→ Exercise objective:
Within the data below, tally the lines that contain "RENOV" and state only the total.

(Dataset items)

- - - - - - -

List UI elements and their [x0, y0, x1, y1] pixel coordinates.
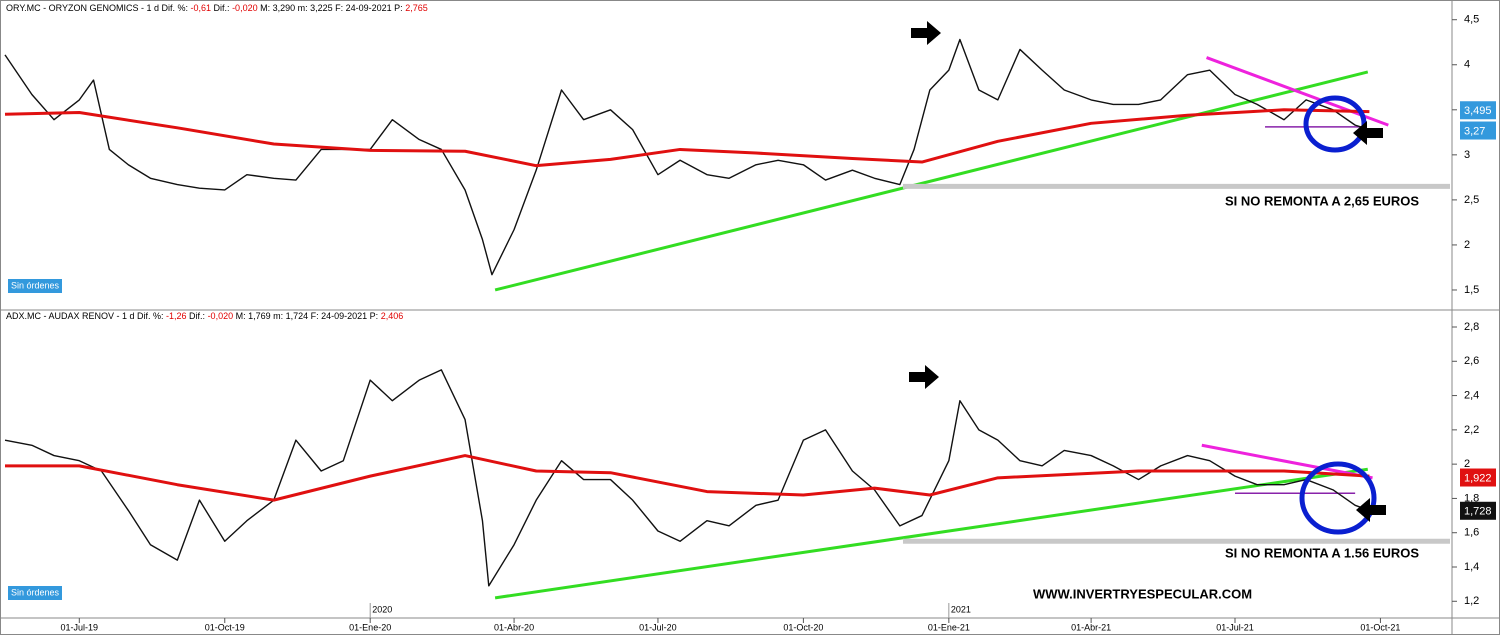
y-tick-label: 2 [1464, 458, 1470, 470]
x-tick-label: 01-Jul-20 [639, 622, 677, 632]
price-label: 1,922 [1464, 472, 1492, 484]
price-label-box [1460, 501, 1496, 520]
y-tick-label: 1,4 [1464, 561, 1479, 573]
y-tick-label: 2,8 [1464, 321, 1479, 333]
header-segment: 2,406 [381, 311, 404, 321]
arrow [1353, 121, 1383, 145]
x-tick-label: 01-Ene-21 [928, 622, 970, 632]
year-label: 2021 [951, 604, 971, 614]
y-tick-label: 2 [1464, 239, 1470, 251]
note: SI NO REMONTA A 2,65 EUROS [1225, 193, 1419, 208]
y-tick-label: 4 [1464, 59, 1470, 71]
x-tick-label: 01-Jul-19 [61, 622, 99, 632]
y-tick-label: 2,2 [1464, 424, 1479, 436]
header-segment: 2,765 [405, 3, 428, 13]
arrow [909, 365, 939, 389]
header-segment: -0,61 [191, 3, 212, 13]
trend-line [494, 70, 1369, 292]
status-text: Sin órdenes [11, 280, 60, 290]
header-segment: -0,020 [208, 311, 234, 321]
status-box [8, 279, 62, 293]
header-segment: ADX.MC - AUDAX RENOV - 1 d Dif. %: [6, 311, 166, 321]
year-label: 2020 [372, 604, 392, 614]
y-tick-label: 2,5 [1464, 194, 1479, 206]
x-tick-label: 01-Abr-20 [494, 622, 534, 632]
status-box [8, 586, 62, 600]
header-segment: -0,020 [232, 3, 258, 13]
x-tick-label: 01-Jul-21 [1216, 622, 1254, 632]
price-label-box [1460, 121, 1496, 140]
x-tick-label: 01-Oct-20 [783, 622, 823, 632]
note: SI NO REMONTA A 1.56 EUROS [1225, 545, 1419, 560]
price-label: 1,728 [1464, 506, 1492, 518]
website: WWW.INVERTRYESPECULAR.COM [1033, 586, 1252, 601]
y-tick-label: 2,6 [1464, 355, 1479, 367]
arrow [911, 21, 941, 45]
header-segment: -1,26 [166, 311, 187, 321]
x-tick-label: 01-Abr-21 [1071, 622, 1111, 632]
y-tick-label: 2,4 [1464, 389, 1479, 401]
x-tick-label: 01-Oct-21 [1360, 622, 1400, 632]
panel-header: ADX.MC - AUDAX RENOV - 1 d Dif. %: -1,26… [6, 311, 403, 321]
y-tick-label: 1,8 [1464, 492, 1479, 504]
y-tick-label: 4,5 [1464, 14, 1479, 26]
moving-average [4, 108, 1370, 168]
y-tick-label: 3 [1464, 149, 1470, 161]
trend-line [494, 467, 1369, 600]
price-label-box [1460, 101, 1496, 120]
price-line [4, 38, 1370, 276]
price-label: 3,495 [1464, 105, 1492, 117]
price-label: 3,27 [1464, 125, 1485, 137]
price-label-box [1460, 468, 1496, 487]
panel-header: ORY.MC - ORYZON GENOMICS - 1 d Dif. %: -… [6, 3, 428, 13]
price-line [4, 369, 1370, 587]
status-text: Sin órdenes [11, 587, 60, 597]
x-tick-label: 01-Ene-20 [349, 622, 391, 632]
y-tick-label: 1,6 [1464, 527, 1479, 539]
header-segment: ORY.MC - ORYZON GENOMICS - 1 d Dif. %: [6, 3, 191, 13]
x-tick-label: 01-Oct-19 [205, 622, 245, 632]
trend-line [1201, 443, 1373, 480]
y-tick-label: 1,5 [1464, 284, 1479, 296]
moving-average [5, 454, 1370, 502]
y-tick-label: 1,2 [1464, 595, 1479, 607]
header-segment: M: 3,290 m: 3,225 F: 24-09-2021 P: [258, 3, 406, 13]
header-segment: Dif.: [211, 3, 232, 13]
highlight-circle [1299, 461, 1377, 535]
header-segment: M: 1,769 m: 1,724 F: 24-09-2021 P: [233, 311, 381, 321]
header-segment: Dif.: [187, 311, 208, 321]
arrow [1356, 498, 1386, 522]
trend-line [1206, 56, 1389, 127]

- - - - - - -

→ Answer space:
2